[SET PROBLEM] In the material below, find each line holding the string "GROWING" and copy it.

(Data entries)
·····

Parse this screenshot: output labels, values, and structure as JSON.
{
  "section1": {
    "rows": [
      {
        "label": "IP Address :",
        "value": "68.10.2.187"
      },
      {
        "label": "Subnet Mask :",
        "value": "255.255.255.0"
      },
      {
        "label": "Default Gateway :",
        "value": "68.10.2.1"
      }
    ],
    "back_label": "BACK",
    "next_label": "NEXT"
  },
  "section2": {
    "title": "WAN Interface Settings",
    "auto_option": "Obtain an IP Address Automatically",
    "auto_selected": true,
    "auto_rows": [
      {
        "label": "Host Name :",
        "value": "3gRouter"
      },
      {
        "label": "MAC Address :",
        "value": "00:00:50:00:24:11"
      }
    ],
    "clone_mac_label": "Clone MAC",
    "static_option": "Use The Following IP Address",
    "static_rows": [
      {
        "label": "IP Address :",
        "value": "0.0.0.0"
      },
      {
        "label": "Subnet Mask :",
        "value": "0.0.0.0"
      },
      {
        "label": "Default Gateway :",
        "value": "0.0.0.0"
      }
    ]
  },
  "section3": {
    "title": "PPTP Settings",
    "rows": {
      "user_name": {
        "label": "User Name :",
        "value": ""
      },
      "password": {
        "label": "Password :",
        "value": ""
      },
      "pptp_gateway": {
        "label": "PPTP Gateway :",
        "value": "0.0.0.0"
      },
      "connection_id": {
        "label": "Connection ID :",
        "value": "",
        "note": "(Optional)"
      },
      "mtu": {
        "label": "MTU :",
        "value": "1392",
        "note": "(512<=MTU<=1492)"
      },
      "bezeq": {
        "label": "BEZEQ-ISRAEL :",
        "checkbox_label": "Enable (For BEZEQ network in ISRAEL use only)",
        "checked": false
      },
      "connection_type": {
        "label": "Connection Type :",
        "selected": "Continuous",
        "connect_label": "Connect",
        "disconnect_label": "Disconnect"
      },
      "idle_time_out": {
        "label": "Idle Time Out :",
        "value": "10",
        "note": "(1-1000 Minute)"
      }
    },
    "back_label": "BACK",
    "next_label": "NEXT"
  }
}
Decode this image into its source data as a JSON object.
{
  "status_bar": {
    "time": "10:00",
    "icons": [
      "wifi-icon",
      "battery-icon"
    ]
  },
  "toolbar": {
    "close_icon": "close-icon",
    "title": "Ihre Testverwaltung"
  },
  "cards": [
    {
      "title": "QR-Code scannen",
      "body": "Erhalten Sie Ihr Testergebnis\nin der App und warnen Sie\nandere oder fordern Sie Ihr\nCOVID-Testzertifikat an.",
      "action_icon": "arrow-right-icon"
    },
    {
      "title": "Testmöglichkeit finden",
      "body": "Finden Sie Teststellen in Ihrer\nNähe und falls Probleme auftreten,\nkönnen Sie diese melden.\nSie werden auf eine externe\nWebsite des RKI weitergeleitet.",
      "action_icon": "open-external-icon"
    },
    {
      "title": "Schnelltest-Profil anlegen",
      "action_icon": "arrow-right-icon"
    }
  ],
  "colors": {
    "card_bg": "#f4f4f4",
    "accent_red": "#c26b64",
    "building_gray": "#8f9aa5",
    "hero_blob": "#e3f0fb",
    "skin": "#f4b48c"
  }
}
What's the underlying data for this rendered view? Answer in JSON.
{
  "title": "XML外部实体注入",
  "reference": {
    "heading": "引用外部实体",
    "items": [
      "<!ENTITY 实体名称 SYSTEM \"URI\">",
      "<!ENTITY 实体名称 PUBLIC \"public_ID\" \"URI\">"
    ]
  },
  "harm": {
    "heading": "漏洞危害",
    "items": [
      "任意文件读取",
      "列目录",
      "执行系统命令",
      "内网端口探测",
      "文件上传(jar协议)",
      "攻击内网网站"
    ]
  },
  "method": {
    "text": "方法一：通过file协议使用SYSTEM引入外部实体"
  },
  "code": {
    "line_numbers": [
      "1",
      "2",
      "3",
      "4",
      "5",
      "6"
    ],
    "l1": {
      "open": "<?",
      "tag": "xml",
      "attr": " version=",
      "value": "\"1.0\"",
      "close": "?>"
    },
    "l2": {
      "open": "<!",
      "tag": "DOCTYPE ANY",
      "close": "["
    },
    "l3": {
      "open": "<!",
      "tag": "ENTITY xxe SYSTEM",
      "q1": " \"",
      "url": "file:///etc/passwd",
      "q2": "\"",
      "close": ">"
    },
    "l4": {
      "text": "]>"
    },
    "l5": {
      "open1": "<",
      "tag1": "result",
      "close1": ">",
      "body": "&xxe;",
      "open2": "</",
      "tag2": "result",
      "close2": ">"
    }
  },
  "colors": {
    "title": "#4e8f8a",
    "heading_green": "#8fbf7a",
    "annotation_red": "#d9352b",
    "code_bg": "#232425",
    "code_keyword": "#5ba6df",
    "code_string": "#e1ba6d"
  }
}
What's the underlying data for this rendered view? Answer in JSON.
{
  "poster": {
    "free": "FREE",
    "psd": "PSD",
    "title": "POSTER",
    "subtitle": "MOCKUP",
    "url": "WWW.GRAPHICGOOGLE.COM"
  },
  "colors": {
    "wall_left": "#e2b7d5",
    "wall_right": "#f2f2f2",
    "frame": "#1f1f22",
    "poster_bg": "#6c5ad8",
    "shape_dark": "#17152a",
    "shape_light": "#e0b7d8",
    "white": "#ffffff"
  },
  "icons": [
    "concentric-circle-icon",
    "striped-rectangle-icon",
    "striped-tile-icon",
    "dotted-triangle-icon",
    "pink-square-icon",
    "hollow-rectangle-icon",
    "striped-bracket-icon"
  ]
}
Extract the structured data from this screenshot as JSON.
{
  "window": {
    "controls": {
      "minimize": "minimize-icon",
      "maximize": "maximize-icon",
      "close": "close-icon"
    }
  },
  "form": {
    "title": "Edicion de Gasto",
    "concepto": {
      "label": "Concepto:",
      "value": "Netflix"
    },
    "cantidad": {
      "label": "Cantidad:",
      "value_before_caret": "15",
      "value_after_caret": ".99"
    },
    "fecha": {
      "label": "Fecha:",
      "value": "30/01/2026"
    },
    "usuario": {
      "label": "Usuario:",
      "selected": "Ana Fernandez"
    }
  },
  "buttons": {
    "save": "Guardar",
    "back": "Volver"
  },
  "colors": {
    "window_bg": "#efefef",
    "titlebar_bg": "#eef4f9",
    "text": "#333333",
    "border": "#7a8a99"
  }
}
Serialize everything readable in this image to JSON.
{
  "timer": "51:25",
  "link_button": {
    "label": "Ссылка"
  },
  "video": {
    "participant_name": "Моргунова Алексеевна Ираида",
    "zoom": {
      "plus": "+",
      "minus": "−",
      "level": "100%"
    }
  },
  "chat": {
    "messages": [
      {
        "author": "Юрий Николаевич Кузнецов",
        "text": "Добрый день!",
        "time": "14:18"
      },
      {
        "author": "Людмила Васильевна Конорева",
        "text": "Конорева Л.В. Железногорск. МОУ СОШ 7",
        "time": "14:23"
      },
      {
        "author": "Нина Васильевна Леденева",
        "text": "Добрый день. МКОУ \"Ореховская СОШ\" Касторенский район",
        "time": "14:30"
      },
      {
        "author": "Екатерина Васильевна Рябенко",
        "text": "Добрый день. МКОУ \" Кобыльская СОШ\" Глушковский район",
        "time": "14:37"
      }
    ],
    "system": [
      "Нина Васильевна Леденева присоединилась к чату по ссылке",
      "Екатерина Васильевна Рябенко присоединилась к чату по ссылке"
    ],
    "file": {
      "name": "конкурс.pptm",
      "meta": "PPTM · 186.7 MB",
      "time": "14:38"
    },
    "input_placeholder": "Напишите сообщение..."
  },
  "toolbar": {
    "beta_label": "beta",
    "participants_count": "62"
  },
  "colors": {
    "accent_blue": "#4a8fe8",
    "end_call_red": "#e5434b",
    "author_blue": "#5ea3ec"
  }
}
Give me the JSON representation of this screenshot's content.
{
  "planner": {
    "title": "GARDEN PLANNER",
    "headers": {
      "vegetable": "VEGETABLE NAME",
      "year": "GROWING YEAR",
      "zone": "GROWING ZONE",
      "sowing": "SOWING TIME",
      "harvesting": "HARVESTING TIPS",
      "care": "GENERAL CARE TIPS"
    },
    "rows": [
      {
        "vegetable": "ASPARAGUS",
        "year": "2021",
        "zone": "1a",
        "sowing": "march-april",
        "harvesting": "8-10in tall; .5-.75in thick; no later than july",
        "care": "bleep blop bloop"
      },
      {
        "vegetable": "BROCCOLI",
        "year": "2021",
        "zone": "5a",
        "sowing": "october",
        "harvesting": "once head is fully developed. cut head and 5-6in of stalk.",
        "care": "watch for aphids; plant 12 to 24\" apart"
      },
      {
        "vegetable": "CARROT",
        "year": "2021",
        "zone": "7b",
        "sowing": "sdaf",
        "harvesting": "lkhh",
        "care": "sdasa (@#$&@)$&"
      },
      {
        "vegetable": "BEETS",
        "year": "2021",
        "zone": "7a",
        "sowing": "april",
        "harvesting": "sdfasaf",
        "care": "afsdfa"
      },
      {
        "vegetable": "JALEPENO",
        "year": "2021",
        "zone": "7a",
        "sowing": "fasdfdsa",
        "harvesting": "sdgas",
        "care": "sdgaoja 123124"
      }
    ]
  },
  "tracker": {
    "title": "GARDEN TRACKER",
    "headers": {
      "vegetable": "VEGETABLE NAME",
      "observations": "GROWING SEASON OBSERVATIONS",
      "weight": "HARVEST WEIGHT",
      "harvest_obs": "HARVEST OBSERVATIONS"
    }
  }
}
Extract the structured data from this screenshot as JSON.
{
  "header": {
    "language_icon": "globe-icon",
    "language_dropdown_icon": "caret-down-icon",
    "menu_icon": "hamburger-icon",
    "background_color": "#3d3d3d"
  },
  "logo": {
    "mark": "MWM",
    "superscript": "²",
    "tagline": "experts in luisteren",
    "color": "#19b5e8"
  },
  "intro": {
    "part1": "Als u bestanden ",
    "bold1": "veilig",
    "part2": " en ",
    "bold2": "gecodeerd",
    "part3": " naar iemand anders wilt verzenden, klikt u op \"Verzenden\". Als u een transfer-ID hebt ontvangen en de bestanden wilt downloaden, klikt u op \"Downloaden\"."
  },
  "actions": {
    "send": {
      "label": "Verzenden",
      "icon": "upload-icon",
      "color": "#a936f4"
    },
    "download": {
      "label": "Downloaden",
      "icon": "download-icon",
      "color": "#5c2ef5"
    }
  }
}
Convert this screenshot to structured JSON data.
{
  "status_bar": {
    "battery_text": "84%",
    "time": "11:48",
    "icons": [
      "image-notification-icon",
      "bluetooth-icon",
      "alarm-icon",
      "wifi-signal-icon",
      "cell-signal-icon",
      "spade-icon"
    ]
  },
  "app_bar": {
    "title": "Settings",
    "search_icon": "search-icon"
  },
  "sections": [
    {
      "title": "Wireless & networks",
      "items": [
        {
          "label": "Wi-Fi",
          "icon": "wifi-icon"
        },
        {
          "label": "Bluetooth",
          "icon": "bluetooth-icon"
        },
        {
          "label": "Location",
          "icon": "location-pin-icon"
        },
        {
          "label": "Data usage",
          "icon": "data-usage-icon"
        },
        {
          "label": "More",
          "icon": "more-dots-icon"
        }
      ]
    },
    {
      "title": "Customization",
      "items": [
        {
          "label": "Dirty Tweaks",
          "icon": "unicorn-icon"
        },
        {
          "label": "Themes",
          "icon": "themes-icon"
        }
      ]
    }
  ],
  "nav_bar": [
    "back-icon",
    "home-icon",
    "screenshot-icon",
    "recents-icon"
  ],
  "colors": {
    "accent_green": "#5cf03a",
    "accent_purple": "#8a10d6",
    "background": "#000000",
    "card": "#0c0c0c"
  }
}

·····

[EXPECTED OUTPUT]
      "year": "GROWING YEAR",
      "zone": "GROWING ZONE",
      "observations": "GROWING SEASON OBSERVATIONS",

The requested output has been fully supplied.